Your answer should be a single number: how many lines in the data below hold the string "concepts".
>> Start Extracted information
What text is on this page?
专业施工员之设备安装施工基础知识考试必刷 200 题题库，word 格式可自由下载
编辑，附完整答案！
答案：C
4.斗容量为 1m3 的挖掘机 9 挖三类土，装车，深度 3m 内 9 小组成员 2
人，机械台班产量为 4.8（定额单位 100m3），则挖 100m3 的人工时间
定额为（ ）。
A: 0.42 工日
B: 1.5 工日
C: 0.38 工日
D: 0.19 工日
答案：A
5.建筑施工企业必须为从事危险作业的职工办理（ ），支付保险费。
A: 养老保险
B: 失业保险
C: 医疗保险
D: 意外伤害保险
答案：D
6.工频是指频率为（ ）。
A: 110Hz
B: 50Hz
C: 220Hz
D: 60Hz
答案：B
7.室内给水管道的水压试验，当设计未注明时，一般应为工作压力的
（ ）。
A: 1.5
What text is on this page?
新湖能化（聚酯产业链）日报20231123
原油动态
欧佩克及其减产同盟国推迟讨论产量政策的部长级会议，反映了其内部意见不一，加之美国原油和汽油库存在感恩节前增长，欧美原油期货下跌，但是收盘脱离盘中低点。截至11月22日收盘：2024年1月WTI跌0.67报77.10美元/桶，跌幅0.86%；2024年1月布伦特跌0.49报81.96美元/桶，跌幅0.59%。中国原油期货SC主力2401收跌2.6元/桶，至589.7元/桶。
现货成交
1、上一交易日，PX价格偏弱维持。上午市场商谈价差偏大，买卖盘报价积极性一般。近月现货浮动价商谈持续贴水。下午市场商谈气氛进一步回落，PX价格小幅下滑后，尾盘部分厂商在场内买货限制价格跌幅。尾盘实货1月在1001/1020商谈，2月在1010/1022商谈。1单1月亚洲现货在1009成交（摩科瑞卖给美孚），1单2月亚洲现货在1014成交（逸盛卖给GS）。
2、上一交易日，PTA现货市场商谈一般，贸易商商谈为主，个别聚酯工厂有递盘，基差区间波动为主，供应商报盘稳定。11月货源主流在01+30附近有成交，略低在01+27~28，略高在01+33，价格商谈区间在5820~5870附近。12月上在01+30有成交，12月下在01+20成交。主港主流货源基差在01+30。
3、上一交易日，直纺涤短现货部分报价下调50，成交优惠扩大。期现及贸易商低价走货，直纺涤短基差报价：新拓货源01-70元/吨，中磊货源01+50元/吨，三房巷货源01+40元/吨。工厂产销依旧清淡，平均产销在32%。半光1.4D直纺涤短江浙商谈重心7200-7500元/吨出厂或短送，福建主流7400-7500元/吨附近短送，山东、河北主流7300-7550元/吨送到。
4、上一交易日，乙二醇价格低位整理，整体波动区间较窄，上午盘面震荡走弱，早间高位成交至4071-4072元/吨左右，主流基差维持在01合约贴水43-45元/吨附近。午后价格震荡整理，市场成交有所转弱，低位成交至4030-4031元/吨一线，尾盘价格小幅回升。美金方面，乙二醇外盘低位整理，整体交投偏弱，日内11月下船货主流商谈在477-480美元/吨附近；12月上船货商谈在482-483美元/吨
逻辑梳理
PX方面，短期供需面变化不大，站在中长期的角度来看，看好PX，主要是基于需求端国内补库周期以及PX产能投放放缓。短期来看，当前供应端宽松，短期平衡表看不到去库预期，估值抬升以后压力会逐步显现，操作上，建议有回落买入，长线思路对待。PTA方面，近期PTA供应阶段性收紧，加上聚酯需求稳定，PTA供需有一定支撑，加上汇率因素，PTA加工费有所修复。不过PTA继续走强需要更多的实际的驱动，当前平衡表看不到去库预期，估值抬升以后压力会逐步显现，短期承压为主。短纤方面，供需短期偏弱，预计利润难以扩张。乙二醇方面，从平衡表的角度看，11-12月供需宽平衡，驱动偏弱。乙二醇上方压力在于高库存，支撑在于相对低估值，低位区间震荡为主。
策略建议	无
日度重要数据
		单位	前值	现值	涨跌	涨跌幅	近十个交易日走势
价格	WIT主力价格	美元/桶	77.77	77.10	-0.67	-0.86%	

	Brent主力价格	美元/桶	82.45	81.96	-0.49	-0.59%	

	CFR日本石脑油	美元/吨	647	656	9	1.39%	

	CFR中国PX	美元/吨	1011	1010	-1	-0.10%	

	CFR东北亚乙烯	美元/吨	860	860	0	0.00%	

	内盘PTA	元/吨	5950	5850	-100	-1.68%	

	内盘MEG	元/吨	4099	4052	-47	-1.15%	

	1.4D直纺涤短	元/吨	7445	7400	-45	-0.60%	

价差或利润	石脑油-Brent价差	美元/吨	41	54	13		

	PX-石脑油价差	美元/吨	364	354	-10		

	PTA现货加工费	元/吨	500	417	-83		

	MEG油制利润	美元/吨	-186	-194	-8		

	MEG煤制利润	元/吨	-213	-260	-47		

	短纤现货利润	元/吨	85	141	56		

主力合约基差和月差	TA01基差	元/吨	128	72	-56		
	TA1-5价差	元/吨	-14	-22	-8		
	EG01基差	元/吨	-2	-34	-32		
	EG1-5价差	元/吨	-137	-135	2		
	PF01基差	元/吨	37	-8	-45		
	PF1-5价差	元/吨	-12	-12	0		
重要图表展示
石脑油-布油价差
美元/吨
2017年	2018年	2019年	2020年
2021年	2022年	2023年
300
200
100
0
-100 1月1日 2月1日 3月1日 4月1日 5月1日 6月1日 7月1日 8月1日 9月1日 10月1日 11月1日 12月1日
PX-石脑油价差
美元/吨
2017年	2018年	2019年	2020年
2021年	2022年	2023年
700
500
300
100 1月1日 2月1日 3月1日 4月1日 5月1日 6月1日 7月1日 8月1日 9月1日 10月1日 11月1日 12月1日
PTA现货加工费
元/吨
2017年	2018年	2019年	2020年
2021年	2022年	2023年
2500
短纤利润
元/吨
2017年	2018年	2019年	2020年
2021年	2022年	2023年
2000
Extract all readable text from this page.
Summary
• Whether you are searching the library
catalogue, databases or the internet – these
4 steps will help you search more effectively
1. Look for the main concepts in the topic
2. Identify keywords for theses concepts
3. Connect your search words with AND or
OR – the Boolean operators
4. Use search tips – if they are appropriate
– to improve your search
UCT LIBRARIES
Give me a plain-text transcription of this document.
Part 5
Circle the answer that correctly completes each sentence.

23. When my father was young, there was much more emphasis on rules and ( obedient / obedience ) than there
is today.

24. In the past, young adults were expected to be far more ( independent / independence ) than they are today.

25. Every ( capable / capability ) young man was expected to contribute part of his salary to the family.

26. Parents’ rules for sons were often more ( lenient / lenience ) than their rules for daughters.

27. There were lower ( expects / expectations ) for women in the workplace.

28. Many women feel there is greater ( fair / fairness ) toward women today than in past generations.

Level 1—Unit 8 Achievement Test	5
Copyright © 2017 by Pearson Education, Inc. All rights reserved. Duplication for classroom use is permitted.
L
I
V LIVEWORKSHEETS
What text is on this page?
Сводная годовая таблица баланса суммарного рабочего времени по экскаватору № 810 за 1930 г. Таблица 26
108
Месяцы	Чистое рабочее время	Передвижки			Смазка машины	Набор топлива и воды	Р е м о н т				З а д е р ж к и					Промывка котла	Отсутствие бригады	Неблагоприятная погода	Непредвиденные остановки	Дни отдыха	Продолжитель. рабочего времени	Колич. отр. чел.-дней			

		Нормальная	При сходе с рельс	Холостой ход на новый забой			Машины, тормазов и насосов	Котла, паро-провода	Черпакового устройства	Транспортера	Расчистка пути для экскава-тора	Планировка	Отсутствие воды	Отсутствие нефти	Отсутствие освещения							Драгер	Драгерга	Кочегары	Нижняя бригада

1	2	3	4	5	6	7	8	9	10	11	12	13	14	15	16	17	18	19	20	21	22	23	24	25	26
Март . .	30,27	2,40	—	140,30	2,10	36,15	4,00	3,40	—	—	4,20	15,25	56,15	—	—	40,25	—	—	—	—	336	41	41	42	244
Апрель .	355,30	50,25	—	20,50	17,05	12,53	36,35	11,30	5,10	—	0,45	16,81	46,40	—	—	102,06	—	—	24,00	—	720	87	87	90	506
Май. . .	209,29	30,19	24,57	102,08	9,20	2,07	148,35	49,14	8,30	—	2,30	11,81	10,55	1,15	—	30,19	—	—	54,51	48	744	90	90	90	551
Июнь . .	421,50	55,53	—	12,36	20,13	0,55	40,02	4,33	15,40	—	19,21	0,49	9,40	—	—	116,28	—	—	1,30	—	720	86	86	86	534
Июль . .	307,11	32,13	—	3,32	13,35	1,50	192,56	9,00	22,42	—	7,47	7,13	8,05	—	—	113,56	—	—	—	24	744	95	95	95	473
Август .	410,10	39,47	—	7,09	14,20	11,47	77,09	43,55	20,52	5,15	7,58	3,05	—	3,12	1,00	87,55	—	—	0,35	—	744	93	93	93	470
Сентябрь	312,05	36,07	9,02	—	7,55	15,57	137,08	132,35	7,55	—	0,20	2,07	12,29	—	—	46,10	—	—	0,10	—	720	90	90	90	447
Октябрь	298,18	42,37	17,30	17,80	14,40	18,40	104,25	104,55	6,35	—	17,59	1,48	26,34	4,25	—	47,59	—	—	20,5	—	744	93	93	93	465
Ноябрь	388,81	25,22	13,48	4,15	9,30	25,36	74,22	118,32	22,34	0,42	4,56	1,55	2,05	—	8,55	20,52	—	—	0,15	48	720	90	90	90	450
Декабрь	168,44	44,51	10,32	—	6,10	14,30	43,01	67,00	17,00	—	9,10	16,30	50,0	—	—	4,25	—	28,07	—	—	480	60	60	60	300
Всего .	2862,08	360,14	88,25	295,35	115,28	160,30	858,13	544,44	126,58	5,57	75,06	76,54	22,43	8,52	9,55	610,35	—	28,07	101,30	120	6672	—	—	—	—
>> End Extracted information
Response: 2